[Records excerpted from a collection]
>> begin

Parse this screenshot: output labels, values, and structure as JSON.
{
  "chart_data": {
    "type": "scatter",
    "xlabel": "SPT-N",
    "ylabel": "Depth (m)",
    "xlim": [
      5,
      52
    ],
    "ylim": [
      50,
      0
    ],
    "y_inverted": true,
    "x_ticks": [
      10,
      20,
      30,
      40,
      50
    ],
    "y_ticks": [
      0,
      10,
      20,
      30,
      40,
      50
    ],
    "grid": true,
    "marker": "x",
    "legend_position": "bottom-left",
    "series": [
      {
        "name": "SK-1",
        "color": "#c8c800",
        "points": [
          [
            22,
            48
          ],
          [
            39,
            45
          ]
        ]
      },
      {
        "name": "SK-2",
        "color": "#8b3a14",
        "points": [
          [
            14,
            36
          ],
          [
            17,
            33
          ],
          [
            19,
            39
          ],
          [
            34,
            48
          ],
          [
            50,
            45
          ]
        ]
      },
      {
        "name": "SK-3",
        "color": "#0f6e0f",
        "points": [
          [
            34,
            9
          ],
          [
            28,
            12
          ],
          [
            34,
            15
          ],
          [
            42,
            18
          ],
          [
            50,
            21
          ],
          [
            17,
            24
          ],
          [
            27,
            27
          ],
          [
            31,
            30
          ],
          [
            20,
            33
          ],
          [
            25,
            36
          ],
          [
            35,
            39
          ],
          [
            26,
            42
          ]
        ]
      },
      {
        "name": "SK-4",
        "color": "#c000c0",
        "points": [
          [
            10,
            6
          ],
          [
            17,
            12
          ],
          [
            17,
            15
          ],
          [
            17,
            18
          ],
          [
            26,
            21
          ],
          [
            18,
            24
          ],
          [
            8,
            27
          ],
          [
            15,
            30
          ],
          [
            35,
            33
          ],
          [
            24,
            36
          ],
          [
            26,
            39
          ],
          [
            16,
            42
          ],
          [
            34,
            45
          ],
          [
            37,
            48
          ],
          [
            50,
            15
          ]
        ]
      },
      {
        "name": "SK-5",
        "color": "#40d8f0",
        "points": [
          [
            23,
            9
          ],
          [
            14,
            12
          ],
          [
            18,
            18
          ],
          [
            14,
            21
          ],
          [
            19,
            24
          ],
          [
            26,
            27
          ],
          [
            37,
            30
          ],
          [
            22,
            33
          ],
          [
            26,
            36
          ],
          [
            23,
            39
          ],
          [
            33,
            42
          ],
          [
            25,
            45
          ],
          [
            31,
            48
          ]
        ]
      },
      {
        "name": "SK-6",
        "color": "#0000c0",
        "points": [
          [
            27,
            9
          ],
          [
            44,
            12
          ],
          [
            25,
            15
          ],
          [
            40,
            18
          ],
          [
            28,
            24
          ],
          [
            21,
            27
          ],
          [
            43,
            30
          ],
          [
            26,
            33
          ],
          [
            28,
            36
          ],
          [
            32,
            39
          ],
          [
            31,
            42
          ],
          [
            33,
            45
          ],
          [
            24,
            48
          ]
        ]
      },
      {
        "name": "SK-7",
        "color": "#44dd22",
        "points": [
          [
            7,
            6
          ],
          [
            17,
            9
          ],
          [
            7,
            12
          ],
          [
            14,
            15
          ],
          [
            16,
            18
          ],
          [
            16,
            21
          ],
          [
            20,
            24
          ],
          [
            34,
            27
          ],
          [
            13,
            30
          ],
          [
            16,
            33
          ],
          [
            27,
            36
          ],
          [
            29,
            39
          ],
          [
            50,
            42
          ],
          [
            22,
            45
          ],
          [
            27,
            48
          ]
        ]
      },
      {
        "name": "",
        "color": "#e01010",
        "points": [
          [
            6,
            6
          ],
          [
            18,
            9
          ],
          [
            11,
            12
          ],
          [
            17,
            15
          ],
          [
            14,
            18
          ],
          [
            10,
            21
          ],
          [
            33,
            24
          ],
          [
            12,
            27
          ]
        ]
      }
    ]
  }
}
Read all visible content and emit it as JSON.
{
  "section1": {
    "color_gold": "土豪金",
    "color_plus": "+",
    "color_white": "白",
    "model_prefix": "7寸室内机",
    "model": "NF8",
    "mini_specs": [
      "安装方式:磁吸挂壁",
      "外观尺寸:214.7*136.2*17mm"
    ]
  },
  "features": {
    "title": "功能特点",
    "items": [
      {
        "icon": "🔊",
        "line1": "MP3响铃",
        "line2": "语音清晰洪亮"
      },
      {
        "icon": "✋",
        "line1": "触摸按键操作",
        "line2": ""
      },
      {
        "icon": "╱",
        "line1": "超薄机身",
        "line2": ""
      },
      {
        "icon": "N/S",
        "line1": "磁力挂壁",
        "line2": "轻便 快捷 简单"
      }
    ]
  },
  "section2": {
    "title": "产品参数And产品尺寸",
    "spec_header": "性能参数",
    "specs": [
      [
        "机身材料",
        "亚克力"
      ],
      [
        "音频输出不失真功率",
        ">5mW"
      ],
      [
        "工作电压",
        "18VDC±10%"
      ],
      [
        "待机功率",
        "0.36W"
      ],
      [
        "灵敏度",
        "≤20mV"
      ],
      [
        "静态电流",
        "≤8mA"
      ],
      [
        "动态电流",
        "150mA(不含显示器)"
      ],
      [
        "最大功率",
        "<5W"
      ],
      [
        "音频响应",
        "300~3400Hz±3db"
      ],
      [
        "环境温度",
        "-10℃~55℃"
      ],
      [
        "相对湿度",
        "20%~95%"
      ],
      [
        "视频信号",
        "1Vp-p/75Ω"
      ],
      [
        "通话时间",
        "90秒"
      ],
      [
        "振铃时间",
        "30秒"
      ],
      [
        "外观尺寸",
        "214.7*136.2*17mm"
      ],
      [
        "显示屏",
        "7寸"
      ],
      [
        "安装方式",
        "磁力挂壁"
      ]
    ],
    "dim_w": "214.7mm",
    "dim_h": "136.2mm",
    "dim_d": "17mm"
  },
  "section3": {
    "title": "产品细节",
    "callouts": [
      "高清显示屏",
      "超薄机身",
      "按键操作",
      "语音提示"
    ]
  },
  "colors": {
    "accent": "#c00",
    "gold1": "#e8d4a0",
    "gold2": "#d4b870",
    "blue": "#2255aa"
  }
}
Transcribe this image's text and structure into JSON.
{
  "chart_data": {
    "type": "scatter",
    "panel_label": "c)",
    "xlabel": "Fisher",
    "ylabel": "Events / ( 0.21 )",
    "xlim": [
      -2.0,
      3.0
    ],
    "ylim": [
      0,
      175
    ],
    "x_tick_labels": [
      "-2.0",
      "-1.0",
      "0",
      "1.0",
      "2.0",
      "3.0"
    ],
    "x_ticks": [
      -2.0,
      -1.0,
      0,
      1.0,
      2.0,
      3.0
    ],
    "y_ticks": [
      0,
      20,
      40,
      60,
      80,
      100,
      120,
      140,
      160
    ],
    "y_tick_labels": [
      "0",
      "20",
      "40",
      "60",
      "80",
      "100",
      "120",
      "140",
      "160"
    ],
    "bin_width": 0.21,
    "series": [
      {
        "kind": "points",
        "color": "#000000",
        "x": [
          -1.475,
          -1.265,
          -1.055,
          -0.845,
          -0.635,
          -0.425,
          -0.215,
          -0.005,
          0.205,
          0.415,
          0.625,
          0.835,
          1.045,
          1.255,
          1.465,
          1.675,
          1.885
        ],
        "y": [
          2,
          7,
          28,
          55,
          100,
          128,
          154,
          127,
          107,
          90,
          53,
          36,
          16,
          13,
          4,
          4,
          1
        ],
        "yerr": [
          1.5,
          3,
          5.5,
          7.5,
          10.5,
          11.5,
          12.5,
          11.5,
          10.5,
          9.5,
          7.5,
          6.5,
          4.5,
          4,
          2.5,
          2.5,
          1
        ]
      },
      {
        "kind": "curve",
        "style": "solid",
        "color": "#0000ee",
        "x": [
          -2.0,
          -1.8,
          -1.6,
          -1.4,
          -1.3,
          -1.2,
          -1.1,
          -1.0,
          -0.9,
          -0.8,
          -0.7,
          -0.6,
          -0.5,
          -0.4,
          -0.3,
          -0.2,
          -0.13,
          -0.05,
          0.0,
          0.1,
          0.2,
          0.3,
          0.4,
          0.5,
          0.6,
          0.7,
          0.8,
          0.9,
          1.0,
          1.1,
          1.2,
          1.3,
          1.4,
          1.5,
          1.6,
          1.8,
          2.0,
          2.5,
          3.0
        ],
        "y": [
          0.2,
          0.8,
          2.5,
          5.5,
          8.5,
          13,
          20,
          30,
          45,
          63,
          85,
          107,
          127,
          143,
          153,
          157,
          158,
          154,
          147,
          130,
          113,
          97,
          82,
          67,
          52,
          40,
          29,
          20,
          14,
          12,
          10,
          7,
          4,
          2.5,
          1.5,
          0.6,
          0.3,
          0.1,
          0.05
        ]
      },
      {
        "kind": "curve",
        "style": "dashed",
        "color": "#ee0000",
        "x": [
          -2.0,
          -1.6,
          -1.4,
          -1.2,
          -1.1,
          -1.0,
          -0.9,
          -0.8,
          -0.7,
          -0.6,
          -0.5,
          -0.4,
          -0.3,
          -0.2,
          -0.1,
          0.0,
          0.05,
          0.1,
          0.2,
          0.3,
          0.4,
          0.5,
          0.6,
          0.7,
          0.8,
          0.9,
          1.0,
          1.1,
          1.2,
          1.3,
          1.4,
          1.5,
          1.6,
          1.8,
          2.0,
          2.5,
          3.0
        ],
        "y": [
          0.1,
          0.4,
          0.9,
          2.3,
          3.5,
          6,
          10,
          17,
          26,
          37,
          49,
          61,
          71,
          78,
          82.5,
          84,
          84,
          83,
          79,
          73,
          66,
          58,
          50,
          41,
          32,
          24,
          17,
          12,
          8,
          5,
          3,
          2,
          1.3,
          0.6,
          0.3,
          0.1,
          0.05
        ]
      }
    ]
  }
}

>> end

Task statement:
Identify each line of the material where the word "title" shows up, and copy it.

Task solution:
    "title": "功能特点",
    "title": "产品参数And产品尺寸",
    "title": "产品细节",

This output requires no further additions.